- [Work order]: Copy out every line of the records where the string "color" occurs.

═════ Exercise input

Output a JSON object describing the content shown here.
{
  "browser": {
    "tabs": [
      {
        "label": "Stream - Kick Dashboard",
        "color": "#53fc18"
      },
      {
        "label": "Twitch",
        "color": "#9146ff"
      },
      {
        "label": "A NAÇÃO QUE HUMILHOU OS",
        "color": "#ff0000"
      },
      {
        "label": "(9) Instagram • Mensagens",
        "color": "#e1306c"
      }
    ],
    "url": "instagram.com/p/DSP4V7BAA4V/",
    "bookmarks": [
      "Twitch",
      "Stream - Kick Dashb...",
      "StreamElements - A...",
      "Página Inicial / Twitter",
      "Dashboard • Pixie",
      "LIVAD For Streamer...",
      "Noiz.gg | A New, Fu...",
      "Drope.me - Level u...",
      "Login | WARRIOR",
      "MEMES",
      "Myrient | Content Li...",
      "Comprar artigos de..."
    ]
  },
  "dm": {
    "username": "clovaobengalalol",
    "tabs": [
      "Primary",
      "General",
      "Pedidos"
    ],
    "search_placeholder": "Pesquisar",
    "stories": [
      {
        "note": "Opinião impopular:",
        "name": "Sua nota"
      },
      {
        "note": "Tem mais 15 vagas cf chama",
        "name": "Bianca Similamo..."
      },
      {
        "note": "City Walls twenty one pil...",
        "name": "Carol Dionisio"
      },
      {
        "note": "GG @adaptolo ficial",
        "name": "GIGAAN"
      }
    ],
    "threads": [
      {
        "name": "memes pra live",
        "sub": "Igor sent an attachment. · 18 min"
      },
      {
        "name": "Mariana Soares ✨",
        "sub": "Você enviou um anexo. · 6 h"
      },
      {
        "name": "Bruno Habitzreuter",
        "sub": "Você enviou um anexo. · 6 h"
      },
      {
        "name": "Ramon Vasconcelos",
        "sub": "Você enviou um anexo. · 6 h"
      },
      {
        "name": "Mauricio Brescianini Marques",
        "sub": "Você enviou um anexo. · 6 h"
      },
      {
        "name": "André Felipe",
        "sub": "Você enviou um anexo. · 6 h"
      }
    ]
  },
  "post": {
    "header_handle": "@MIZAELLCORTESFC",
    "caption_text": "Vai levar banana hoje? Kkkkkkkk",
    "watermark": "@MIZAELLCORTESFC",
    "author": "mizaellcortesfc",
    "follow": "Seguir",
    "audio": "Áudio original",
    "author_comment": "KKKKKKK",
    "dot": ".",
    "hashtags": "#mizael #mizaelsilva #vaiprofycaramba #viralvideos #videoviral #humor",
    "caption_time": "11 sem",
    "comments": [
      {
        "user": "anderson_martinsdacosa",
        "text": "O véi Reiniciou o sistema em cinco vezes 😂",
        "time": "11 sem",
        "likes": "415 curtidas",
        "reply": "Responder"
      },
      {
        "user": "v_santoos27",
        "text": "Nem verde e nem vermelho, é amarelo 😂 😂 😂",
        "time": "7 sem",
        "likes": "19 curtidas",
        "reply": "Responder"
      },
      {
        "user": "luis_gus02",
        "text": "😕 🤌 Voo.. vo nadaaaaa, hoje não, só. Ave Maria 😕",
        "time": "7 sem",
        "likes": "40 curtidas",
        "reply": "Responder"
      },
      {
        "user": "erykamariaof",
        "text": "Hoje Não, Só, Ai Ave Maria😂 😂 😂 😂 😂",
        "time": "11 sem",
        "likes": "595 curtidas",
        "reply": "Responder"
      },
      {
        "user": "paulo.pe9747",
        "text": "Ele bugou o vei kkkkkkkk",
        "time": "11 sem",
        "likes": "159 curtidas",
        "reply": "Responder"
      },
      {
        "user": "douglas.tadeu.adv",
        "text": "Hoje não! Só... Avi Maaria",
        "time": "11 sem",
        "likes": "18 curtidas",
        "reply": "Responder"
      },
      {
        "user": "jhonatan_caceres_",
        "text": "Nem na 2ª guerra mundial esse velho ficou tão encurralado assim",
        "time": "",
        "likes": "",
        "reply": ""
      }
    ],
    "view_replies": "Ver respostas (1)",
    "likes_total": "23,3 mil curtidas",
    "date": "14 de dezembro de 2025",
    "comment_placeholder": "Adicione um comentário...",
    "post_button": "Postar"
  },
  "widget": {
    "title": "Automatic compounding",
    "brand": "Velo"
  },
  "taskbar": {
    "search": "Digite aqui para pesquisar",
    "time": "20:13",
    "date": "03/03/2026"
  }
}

══════════

- [Written solution]:
        "color": "#53fc18"
        "color": "#9146ff"
        "color": "#ff0000"
        "color": "#e1306c"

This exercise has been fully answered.